● TASK PROMPT
Print the material below line for line, without changing any character.

● GIVEN INFORMATION
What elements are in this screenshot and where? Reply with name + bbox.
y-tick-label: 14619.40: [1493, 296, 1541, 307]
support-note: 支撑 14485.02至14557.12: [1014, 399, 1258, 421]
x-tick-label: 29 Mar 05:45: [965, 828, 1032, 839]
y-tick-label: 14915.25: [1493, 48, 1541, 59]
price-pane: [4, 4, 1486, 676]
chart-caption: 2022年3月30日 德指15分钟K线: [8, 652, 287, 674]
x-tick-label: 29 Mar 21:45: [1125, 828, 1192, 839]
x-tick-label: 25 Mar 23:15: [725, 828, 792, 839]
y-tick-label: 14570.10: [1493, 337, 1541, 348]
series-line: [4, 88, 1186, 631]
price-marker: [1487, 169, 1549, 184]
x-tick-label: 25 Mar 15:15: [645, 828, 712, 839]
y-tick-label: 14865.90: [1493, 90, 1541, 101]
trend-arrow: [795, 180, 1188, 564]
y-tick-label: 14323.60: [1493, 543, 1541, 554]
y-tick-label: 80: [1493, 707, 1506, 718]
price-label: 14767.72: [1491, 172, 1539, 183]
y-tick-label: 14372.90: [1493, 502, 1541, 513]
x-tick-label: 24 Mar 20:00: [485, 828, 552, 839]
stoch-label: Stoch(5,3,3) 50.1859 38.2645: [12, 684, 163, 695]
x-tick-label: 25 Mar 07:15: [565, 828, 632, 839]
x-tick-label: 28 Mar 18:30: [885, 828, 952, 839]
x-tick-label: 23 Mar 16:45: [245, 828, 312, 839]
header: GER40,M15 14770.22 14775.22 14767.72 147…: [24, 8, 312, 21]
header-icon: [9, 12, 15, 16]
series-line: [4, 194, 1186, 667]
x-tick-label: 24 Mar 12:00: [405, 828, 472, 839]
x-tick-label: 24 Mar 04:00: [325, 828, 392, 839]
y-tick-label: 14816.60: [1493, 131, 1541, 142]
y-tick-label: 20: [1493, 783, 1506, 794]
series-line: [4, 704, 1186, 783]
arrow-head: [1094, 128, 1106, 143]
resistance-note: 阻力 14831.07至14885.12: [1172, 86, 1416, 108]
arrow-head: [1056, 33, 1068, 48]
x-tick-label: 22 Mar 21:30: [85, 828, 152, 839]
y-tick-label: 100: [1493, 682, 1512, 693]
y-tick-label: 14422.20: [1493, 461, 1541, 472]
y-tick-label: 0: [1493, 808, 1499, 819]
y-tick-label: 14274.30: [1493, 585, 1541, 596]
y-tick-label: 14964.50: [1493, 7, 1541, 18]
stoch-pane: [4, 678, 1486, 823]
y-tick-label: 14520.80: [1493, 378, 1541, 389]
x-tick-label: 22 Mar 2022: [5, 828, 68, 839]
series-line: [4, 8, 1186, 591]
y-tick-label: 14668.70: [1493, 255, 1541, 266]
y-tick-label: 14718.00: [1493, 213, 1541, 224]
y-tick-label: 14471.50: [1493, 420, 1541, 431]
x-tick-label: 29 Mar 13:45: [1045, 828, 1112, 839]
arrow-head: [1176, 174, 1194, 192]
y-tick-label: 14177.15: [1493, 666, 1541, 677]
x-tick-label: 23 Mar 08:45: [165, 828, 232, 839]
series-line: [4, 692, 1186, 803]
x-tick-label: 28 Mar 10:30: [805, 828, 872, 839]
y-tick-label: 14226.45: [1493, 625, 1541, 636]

● RESULT OF THE TASK
What elements are in this screenshot and where? Reply with name + bbox.
y-tick-label: 14619.40: [1493, 296, 1541, 307]
support-note: 支撑 14485.02至14557.12: [1014, 399, 1258, 421]
x-tick-label: 29 Mar 05:45: [965, 828, 1032, 839]
y-tick-label: 14915.25: [1493, 48, 1541, 59]
price-pane: [4, 4, 1486, 676]
chart-caption: 2022年3月30日 德指15分钟K线: [8, 652, 287, 674]
x-tick-label: 29 Mar 21:45: [1125, 828, 1192, 839]
x-tick-label: 25 Mar 23:15: [725, 828, 792, 839]
y-tick-label: 14570.10: [1493, 337, 1541, 348]
series-line: [4, 88, 1186, 631]
price-marker: [1487, 169, 1549, 184]
x-tick-label: 25 Mar 15:15: [645, 828, 712, 839]
y-tick-label: 14865.90: [1493, 90, 1541, 101]
trend-arrow: [795, 180, 1188, 564]
y-tick-label: 14323.60: [1493, 543, 1541, 554]
y-tick-label: 80: [1493, 707, 1506, 718]
price-label: 14767.72: [1491, 172, 1539, 183]
y-tick-label: 14372.90: [1493, 502, 1541, 513]
x-tick-label: 24 Mar 20:00: [485, 828, 552, 839]
stoch-label: Stoch(5,3,3) 50.1859 38.2645: [12, 684, 163, 695]
x-tick-label: 25 Mar 07:15: [565, 828, 632, 839]
x-tick-label: 28 Mar 18:30: [885, 828, 952, 839]
x-tick-label: 23 Mar 16:45: [245, 828, 312, 839]
header: GER40,M15 14770.22 14775.22 14767.72 147…: [24, 8, 312, 21]
header-icon: [9, 12, 15, 16]
series-line: [4, 194, 1186, 667]
x-tick-label: 24 Mar 12:00: [405, 828, 472, 839]
x-tick-label: 24 Mar 04:00: [325, 828, 392, 839]
y-tick-label: 14816.60: [1493, 131, 1541, 142]
y-tick-label: 20: [1493, 783, 1506, 794]
series-line: [4, 704, 1186, 783]
arrow-head: [1094, 128, 1106, 143]
resistance-note: 阻力 14831.07至14885.12: [1172, 86, 1416, 108]
arrow-head: [1056, 33, 1068, 48]
x-tick-label: 22 Mar 21:30: [85, 828, 152, 839]
y-tick-label: 100: [1493, 682, 1512, 693]
y-tick-label: 14422.20: [1493, 461, 1541, 472]
y-tick-label: 0: [1493, 808, 1499, 819]
y-tick-label: 14274.30: [1493, 585, 1541, 596]
y-tick-label: 14964.50: [1493, 7, 1541, 18]
stoch-pane: [4, 678, 1486, 823]
y-tick-label: 14520.80: [1493, 378, 1541, 389]
x-tick-label: 22 Mar 2022: [5, 828, 68, 839]
series-line: [4, 8, 1186, 591]
y-tick-label: 14668.70: [1493, 255, 1541, 266]
y-tick-label: 14718.00: [1493, 213, 1541, 224]
y-tick-label: 14471.50: [1493, 420, 1541, 431]
x-tick-label: 29 Mar 13:45: [1045, 828, 1112, 839]
arrow-head: [1176, 174, 1194, 192]
y-tick-label: 14177.15: [1493, 666, 1541, 677]
x-tick-label: 23 Mar 08:45: [165, 828, 232, 839]
series-line: [4, 692, 1186, 803]
x-tick-label: 28 Mar 10:30: [805, 828, 872, 839]
y-tick-label: 14226.45: [1493, 625, 1541, 636]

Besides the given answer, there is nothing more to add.